▸ TASK TO CARRY OUT
Reproduce word for word the part of the Jean-Marie Formadi profile below that runs from "Jean-Marie Formadi (born" up to and including "Democratic Congress (NDC).".

Member of Parliament for Biakoye
- Incumbent
- Assumed office 2025

Personal details
- Born: May 4, 1977 (age 49) Ghana
- Party: National Democratic Congress

= Jean-Marie Formadi =

Ghanaian politician

Jean-Marie Formadi (born 4 May 1977) is a Ghanaian politician and educationist who serves as the Member of Parliament for the Biakoye constituency in the Oti Region. She is a member of the National Democratic Congress (NDC).

==Early life and education==
Formadi hails from Nkonya-Wurupong in the Oti Region of Ghana. She attended St. Francis Demonstration School, where she completed the Basic Education Certificate Examination (BECE) in 1992. She proceeded to Ola Senior Secondary School, where she obtained her Senior Secondary School Certificate Examination (SSSCE) in 1995.

▸ RECORDS SUPPLIED
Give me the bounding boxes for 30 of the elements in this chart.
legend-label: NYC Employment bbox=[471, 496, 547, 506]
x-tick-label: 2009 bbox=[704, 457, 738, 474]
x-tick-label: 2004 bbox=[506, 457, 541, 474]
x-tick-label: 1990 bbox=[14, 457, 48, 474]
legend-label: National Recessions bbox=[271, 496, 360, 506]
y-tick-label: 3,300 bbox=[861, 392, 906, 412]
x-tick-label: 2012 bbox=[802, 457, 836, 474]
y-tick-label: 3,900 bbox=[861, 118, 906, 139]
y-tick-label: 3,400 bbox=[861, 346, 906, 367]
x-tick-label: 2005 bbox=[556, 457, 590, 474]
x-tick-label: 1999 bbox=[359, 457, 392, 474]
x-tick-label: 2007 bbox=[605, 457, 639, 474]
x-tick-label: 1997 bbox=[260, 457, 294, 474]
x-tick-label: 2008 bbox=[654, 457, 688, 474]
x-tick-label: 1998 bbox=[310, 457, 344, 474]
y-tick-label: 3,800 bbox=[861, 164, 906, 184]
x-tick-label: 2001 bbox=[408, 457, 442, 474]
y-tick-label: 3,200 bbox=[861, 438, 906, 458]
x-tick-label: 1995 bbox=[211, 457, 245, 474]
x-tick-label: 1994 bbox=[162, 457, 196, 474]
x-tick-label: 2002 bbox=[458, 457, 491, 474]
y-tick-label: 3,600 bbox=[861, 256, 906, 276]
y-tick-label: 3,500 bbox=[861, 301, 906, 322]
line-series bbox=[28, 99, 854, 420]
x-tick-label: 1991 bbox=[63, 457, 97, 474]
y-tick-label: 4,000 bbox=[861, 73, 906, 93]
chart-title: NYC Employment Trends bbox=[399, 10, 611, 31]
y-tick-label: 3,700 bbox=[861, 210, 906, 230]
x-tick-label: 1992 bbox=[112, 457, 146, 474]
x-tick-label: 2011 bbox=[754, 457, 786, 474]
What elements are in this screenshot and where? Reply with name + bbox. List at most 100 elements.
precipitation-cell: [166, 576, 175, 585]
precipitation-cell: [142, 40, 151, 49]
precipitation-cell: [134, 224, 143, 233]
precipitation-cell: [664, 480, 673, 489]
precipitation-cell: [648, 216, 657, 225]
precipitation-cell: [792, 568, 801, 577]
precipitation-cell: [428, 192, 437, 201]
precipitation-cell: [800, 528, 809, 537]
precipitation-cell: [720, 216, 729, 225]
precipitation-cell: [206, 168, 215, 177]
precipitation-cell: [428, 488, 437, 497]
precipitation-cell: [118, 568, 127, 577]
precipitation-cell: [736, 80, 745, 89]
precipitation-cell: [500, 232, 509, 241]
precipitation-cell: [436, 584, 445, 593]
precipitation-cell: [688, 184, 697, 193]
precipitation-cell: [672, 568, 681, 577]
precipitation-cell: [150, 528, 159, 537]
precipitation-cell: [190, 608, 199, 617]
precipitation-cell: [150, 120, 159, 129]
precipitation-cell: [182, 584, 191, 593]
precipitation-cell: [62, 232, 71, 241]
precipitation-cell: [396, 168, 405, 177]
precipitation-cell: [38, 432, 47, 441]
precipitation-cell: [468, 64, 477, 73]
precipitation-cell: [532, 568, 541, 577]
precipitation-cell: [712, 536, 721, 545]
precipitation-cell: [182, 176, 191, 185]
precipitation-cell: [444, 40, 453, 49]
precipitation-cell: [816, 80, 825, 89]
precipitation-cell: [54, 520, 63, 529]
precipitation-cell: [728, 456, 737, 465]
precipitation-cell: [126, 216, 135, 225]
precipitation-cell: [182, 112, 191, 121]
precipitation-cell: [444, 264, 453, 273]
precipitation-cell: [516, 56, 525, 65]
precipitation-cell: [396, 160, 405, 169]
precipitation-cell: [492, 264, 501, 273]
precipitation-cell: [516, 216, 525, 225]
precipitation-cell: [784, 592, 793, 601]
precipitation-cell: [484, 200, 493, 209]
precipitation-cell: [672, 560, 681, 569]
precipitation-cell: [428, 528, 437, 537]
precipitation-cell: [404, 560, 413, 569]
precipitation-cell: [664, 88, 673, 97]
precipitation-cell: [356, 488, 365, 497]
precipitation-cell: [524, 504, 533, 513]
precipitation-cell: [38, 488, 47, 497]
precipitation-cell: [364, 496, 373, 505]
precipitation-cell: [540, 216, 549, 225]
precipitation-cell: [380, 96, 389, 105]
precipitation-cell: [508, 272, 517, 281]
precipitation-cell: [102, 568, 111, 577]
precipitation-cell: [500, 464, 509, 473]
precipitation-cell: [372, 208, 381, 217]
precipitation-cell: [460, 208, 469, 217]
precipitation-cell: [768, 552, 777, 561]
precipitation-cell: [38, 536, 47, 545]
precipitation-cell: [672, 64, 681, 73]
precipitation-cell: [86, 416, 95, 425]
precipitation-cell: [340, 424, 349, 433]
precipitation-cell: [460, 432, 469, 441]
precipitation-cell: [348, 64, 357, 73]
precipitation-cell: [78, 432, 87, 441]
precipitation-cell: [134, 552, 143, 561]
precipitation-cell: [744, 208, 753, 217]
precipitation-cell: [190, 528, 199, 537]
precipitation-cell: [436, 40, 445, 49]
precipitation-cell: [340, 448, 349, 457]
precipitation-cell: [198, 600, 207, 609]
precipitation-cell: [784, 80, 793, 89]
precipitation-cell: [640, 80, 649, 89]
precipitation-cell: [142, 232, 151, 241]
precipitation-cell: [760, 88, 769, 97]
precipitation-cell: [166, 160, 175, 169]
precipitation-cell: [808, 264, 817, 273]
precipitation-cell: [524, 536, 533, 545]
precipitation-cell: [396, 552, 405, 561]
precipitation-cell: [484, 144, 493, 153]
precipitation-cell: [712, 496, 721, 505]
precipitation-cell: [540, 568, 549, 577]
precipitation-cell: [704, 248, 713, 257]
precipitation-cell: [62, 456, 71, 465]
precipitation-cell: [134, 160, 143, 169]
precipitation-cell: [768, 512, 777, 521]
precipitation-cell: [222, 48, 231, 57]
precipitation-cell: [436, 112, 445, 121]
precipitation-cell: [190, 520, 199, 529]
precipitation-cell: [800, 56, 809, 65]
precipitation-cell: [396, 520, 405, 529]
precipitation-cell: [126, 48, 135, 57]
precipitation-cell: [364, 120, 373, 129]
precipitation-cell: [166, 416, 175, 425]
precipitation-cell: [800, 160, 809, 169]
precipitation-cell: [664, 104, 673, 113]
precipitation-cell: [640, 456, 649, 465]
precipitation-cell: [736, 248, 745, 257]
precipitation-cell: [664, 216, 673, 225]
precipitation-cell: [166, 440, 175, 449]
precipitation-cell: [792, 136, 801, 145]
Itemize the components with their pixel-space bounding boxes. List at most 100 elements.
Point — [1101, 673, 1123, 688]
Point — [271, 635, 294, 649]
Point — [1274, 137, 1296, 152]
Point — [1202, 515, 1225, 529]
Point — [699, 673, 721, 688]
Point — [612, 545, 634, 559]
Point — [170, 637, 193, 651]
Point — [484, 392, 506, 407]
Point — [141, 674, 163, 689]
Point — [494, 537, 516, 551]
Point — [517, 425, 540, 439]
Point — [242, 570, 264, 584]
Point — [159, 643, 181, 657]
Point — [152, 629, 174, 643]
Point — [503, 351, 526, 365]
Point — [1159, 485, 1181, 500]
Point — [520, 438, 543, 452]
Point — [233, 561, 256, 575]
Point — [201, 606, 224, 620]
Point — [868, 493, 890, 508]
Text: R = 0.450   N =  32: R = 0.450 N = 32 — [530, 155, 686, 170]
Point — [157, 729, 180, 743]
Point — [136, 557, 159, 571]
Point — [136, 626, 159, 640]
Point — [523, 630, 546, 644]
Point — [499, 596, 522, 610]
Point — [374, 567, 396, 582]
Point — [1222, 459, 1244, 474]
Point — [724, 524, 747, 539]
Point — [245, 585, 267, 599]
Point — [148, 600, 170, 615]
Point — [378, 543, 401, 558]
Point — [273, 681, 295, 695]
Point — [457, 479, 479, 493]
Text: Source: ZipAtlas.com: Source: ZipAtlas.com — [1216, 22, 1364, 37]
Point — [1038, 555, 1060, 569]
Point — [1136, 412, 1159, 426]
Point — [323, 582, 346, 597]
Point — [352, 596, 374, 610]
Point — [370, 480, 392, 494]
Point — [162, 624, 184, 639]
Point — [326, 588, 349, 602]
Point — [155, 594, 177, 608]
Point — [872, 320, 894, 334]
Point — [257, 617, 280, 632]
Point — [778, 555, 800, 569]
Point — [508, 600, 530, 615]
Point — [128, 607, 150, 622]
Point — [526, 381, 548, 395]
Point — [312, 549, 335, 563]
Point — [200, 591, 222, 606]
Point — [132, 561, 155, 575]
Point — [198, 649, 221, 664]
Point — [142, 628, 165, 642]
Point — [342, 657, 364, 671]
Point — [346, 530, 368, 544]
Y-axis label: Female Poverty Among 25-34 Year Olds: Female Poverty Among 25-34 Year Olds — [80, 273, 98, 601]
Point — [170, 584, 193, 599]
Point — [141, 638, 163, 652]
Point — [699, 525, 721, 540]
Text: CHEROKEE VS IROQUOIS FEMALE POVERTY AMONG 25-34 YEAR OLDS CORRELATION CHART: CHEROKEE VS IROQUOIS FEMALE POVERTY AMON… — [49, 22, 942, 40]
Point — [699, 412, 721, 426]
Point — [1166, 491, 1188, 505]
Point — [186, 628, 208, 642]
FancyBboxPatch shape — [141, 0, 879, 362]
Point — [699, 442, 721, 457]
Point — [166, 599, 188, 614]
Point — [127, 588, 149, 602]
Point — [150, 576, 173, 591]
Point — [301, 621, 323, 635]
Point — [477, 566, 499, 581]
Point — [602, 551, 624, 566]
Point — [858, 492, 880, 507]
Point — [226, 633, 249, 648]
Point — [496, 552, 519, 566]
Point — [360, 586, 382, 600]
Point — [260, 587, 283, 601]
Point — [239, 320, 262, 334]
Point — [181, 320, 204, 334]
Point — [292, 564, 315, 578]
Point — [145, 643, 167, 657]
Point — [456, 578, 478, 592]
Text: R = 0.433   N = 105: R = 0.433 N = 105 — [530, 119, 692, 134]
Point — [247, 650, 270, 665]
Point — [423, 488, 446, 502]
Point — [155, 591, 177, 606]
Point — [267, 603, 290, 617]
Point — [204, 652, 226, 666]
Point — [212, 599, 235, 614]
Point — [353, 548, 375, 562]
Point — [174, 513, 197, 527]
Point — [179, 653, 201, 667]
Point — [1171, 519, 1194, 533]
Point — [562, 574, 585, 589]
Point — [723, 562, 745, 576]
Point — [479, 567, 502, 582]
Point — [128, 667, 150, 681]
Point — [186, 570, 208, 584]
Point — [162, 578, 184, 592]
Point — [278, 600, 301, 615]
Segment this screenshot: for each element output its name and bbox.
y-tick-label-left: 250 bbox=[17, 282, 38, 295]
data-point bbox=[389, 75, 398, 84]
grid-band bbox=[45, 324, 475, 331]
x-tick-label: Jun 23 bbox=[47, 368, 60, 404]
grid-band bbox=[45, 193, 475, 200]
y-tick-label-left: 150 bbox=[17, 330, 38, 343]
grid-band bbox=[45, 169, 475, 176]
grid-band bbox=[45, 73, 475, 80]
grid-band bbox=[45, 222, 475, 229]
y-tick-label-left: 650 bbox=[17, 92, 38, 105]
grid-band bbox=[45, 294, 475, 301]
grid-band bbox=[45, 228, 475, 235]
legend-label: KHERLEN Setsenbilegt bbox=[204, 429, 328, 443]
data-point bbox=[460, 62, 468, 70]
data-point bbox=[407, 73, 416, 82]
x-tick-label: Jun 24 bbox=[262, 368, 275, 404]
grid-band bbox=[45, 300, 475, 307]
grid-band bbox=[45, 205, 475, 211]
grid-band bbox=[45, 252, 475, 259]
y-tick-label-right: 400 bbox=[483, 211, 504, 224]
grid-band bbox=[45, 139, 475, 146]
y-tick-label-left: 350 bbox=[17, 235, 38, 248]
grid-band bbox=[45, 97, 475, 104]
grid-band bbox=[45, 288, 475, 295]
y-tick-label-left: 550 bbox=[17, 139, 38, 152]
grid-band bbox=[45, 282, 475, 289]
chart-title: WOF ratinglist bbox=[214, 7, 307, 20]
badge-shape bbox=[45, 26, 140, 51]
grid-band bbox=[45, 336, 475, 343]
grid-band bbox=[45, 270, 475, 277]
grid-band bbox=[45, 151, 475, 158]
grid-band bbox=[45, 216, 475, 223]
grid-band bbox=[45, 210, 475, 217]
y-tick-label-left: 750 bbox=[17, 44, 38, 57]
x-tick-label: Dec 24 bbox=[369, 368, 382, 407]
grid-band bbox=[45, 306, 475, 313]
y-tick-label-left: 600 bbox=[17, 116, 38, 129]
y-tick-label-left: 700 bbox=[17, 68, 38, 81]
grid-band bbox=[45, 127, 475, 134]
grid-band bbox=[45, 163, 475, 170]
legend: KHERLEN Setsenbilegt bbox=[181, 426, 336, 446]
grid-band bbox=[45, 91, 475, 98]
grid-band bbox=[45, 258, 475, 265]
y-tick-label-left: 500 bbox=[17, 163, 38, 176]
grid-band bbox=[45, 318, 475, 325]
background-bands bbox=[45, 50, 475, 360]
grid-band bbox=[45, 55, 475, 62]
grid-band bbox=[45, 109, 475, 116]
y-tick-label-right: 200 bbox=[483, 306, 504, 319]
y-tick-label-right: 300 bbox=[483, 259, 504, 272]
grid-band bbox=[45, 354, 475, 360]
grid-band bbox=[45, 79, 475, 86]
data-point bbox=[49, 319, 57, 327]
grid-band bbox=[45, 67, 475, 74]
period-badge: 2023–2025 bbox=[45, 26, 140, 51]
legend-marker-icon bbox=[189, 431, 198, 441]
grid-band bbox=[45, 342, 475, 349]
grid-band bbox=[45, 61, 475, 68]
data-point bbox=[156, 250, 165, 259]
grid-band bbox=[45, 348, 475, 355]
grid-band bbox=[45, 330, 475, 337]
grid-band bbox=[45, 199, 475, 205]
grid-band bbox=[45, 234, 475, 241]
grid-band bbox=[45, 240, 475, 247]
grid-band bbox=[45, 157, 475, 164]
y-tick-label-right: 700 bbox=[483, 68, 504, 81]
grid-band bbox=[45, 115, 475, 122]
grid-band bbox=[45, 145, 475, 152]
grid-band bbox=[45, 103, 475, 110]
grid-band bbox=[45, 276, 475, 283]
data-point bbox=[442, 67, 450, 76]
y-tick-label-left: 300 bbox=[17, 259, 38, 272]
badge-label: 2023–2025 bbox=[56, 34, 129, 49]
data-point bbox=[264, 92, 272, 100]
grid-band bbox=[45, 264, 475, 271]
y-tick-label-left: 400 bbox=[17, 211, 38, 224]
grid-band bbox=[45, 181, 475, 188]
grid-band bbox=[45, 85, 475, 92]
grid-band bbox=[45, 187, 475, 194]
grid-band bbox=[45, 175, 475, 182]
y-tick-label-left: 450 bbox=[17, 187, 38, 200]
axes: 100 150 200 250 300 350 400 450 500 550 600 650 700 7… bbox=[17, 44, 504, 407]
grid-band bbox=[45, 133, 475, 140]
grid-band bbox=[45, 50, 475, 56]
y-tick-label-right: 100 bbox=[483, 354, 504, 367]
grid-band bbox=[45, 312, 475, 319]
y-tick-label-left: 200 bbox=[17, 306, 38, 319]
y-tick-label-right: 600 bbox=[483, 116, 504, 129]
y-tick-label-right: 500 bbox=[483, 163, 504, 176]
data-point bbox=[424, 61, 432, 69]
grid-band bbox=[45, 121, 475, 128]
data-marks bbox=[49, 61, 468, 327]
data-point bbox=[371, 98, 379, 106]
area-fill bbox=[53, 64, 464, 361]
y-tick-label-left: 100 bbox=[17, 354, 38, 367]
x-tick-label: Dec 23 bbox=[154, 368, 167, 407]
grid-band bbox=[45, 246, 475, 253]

▸ TASK OUTPUT
Jean-Marie Formadi (born 4 May 1977) is a Ghanaian politician and educationist who serves as the Member of Parliament for the Biakoye constituency in the Oti Region. She is a member of the National Democratic Congress (NDC).